'''

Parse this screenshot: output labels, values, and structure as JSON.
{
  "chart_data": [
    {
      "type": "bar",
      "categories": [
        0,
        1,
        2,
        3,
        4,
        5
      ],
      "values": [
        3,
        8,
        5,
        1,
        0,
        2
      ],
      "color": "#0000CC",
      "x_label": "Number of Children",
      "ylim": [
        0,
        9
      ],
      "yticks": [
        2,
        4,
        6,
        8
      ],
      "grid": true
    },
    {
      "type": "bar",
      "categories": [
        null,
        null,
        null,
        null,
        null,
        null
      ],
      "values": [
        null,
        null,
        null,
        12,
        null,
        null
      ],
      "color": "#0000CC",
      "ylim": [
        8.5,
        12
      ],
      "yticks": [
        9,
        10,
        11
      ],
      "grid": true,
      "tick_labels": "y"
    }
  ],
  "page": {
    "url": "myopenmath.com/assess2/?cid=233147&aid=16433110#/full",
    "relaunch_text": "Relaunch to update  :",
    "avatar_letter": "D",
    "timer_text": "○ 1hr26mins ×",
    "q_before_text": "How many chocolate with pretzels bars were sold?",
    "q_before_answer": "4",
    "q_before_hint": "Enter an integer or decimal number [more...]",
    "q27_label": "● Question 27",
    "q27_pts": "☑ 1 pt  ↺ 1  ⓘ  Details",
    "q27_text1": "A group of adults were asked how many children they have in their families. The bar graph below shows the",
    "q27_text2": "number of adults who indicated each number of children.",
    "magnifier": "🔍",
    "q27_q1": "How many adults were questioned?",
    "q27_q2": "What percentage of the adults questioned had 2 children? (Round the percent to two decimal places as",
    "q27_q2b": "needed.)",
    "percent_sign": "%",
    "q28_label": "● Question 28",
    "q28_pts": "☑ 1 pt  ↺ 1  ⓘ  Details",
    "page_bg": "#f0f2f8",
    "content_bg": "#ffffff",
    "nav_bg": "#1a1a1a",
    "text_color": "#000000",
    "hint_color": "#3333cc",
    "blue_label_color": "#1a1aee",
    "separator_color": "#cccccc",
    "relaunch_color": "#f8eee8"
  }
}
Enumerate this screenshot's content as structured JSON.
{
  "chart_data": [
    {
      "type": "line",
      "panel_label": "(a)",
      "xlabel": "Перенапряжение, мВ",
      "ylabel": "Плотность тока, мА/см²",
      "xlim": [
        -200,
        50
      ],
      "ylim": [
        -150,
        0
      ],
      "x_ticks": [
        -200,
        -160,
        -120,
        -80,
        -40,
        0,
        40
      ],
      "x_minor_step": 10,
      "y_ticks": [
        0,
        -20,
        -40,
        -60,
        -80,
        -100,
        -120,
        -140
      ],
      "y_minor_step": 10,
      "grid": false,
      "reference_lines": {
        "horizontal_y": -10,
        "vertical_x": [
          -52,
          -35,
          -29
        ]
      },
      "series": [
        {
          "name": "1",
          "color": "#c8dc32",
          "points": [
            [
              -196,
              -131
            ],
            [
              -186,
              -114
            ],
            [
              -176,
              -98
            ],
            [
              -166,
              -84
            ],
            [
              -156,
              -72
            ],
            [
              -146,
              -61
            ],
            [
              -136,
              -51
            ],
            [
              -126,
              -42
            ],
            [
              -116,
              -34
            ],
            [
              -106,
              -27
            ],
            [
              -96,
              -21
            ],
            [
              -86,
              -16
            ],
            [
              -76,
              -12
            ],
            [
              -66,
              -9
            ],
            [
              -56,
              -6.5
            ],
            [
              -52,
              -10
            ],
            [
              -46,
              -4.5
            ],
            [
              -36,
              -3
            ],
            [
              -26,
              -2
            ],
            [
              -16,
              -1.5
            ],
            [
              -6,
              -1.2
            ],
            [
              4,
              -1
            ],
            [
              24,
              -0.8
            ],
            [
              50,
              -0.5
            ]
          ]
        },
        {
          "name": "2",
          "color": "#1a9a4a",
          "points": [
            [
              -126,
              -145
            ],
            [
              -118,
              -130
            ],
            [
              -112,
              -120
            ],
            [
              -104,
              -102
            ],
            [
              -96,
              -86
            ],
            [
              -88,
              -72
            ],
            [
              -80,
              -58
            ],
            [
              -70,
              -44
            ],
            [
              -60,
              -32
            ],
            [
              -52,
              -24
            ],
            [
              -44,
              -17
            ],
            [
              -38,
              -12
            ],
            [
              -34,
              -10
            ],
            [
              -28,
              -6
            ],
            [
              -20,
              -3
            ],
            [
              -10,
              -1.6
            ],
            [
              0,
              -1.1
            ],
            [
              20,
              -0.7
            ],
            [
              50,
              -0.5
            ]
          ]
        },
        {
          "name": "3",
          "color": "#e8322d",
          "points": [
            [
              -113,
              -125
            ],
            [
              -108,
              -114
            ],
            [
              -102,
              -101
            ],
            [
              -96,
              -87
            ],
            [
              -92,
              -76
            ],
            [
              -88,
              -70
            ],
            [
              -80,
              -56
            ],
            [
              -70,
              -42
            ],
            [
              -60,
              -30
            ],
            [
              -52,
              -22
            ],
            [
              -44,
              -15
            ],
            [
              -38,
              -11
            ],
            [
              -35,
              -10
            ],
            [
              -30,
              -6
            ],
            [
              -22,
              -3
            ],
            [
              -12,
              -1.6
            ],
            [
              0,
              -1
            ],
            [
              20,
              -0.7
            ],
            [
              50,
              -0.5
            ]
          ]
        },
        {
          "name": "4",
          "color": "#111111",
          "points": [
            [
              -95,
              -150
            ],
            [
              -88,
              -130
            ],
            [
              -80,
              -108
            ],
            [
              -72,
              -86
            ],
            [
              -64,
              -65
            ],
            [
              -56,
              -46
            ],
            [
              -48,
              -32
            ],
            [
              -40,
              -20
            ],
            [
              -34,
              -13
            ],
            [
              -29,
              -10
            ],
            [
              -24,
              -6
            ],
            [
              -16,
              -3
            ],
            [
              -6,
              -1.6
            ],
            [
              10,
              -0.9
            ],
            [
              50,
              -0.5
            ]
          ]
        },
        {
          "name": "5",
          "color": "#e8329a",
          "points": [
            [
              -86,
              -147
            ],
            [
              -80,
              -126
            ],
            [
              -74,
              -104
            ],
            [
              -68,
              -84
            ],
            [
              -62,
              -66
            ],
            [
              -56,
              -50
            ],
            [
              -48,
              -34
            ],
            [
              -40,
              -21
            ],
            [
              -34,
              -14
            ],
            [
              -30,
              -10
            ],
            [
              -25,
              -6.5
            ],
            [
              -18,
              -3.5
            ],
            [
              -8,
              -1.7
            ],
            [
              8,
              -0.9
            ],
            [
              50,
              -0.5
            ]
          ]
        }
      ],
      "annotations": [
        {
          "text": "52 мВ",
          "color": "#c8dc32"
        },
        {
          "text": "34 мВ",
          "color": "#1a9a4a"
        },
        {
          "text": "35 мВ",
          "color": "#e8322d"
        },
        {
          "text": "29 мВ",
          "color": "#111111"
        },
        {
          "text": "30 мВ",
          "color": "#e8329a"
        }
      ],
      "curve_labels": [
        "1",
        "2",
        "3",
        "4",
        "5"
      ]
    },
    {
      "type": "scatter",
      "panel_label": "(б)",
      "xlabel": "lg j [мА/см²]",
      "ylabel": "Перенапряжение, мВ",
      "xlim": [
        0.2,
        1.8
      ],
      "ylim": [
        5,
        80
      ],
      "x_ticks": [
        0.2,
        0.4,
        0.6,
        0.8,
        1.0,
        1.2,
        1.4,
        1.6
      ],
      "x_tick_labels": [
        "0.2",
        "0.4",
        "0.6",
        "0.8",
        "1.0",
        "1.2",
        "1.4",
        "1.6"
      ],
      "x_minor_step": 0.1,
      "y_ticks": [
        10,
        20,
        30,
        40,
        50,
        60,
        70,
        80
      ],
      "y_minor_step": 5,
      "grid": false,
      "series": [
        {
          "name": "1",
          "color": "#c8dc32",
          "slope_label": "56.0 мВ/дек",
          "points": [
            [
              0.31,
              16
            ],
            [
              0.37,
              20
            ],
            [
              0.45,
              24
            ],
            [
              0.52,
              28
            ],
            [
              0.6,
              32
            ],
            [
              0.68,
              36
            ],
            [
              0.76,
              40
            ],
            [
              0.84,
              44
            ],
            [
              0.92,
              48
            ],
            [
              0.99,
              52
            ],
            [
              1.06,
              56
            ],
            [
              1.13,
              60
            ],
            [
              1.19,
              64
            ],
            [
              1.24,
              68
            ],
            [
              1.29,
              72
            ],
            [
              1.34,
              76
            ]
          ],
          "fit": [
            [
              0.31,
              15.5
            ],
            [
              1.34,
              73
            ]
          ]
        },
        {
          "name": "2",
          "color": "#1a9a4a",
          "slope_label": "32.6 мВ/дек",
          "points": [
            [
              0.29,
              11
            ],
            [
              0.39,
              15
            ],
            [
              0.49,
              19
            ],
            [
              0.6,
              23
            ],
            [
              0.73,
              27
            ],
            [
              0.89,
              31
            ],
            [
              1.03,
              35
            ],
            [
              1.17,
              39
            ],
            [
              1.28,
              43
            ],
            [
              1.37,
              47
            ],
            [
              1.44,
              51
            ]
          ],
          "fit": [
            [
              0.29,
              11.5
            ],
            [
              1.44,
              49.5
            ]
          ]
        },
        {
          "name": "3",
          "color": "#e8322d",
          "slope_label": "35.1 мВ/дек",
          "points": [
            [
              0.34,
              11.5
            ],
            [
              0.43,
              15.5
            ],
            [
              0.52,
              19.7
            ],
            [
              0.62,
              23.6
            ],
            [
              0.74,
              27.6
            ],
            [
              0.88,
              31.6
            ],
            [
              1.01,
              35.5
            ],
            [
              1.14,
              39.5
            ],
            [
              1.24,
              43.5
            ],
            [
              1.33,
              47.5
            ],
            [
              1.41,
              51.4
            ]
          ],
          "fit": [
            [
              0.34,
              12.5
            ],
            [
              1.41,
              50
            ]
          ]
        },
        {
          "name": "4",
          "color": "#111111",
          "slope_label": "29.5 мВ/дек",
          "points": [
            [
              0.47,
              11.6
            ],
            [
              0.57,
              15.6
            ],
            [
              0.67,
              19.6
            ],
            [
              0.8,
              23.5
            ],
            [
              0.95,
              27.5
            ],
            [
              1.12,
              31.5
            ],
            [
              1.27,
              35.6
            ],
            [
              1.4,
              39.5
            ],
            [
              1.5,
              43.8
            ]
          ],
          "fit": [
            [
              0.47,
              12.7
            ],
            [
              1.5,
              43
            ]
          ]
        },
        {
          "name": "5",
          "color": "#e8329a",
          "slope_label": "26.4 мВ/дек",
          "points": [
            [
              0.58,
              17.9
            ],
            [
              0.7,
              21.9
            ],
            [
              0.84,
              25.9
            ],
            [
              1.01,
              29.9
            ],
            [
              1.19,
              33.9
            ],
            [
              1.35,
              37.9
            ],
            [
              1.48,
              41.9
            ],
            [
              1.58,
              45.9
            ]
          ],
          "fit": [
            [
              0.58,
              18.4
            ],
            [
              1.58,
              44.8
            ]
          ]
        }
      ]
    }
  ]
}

'''

** STATED EXERCISE **
Pull every line containing the word "decimal" out of the material.

** RESPONSE BELOW **
    "q_before_hint": "Enter an integer or decimal number [more...]",
    "q27_q2": "What percentage of the adults questioned had 2 children? (Round the percent to two decimal places as",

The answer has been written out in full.